### AIM OF THE EXERCISE
In the listing, starting with its first line and going on through the line with "bar xyxy=(363,1042,1204,1075)", swap every "Healthcare" for "Health Care" and leave everything else as it is.
++++++
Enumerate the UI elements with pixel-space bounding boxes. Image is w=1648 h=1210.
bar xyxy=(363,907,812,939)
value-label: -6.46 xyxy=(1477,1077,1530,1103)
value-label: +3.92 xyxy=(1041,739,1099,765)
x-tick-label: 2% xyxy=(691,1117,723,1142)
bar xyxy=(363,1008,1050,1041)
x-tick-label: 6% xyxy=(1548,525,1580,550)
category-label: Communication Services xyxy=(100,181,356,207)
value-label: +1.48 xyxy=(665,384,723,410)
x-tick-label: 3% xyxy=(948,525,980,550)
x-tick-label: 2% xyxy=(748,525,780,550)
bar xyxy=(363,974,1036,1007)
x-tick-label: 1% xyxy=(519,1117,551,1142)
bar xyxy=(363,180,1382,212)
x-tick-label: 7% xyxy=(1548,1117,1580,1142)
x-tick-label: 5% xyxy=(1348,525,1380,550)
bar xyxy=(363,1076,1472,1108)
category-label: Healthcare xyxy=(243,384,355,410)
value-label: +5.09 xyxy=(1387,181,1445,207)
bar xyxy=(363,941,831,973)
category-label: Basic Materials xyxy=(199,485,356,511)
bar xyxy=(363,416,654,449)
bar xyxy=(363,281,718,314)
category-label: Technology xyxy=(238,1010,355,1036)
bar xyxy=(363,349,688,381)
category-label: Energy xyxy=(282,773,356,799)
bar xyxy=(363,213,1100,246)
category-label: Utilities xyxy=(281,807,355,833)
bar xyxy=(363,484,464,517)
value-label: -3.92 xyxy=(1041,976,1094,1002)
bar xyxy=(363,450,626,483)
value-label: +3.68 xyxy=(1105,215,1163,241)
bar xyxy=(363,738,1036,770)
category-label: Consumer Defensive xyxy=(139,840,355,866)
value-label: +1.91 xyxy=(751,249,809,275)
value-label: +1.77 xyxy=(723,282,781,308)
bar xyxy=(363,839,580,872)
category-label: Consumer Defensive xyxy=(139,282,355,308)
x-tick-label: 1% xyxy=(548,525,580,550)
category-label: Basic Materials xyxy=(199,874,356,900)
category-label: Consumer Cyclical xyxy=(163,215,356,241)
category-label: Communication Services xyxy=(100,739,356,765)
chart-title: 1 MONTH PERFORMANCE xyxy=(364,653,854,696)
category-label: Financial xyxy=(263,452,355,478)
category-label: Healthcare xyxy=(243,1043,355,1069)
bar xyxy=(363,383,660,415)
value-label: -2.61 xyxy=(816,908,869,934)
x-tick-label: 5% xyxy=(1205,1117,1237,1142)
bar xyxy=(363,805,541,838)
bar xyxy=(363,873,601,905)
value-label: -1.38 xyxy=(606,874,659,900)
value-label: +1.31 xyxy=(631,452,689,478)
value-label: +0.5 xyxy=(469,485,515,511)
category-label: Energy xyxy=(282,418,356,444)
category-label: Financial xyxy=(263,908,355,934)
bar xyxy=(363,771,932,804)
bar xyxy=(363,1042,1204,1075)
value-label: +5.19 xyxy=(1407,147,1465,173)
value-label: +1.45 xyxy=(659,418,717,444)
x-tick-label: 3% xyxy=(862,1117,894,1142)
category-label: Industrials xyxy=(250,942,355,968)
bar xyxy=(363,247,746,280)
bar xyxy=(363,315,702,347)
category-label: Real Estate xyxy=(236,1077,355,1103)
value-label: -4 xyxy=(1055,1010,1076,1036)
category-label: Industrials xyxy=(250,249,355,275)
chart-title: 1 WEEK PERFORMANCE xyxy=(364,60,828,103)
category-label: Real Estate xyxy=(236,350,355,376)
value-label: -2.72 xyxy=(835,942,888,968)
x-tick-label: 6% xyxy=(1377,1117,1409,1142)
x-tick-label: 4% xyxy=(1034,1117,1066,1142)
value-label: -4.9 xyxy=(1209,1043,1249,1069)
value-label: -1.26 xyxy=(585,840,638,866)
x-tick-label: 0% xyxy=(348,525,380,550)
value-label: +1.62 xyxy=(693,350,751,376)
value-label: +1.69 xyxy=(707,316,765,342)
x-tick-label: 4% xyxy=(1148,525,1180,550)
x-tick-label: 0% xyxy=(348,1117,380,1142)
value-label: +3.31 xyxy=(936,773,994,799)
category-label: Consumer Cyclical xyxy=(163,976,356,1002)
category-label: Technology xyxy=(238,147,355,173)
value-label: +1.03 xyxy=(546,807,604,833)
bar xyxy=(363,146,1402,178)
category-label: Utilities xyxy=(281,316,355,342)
++++++
### EXPECTED ANSWER
Enumerate the UI elements with pixel-space bounding boxes. Image is w=1648 h=1210.
bar xyxy=(363,907,812,939)
value-label: -6.46 xyxy=(1477,1077,1530,1103)
value-label: +3.92 xyxy=(1041,739,1099,765)
x-tick-label: 2% xyxy=(691,1117,723,1142)
bar xyxy=(363,1008,1050,1041)
x-tick-label: 6% xyxy=(1548,525,1580,550)
category-label: Communication Services xyxy=(100,181,356,207)
value-label: +1.48 xyxy=(665,384,723,410)
x-tick-label: 3% xyxy=(948,525,980,550)
x-tick-label: 2% xyxy=(748,525,780,550)
bar xyxy=(363,974,1036,1007)
x-tick-label: 1% xyxy=(519,1117,551,1142)
bar xyxy=(363,180,1382,212)
x-tick-label: 7% xyxy=(1548,1117,1580,1142)
x-tick-label: 5% xyxy=(1348,525,1380,550)
bar xyxy=(363,1076,1472,1108)
category-label: Health Care xyxy=(243,384,355,410)
value-label: +5.09 xyxy=(1387,181,1445,207)
bar xyxy=(363,941,831,973)
category-label: Basic Materials xyxy=(199,485,356,511)
bar xyxy=(363,416,654,449)
bar xyxy=(363,281,718,314)
category-label: Technology xyxy=(238,1010,355,1036)
bar xyxy=(363,349,688,381)
category-label: Energy xyxy=(282,773,356,799)
bar xyxy=(363,213,1100,246)
category-label: Utilities xyxy=(281,807,355,833)
bar xyxy=(363,484,464,517)
value-label: -3.92 xyxy=(1041,976,1094,1002)
bar xyxy=(363,450,626,483)
value-label: +3.68 xyxy=(1105,215,1163,241)
bar xyxy=(363,738,1036,770)
category-label: Consumer Defensive xyxy=(139,840,355,866)
value-label: +1.91 xyxy=(751,249,809,275)
value-label: +1.77 xyxy=(723,282,781,308)
bar xyxy=(363,839,580,872)
category-label: Consumer Defensive xyxy=(139,282,355,308)
x-tick-label: 1% xyxy=(548,525,580,550)
category-label: Basic Materials xyxy=(199,874,356,900)
category-label: Consumer Cyclical xyxy=(163,215,356,241)
category-label: Communication Services xyxy=(100,739,356,765)
chart-title: 1 MONTH PERFORMANCE xyxy=(364,653,854,696)
category-label: Financial xyxy=(263,452,355,478)
category-label: Health Care xyxy=(243,1043,355,1069)
bar xyxy=(363,383,660,415)
value-label: -2.61 xyxy=(816,908,869,934)
x-tick-label: 5% xyxy=(1205,1117,1237,1142)
bar xyxy=(363,805,541,838)
bar xyxy=(363,873,601,905)
value-label: -1.38 xyxy=(606,874,659,900)
value-label: +1.31 xyxy=(631,452,689,478)
value-label: +0.5 xyxy=(469,485,515,511)
category-label: Energy xyxy=(282,418,356,444)
category-label: Financial xyxy=(263,908,355,934)
bar xyxy=(363,771,932,804)
bar xyxy=(363,1042,1204,1075)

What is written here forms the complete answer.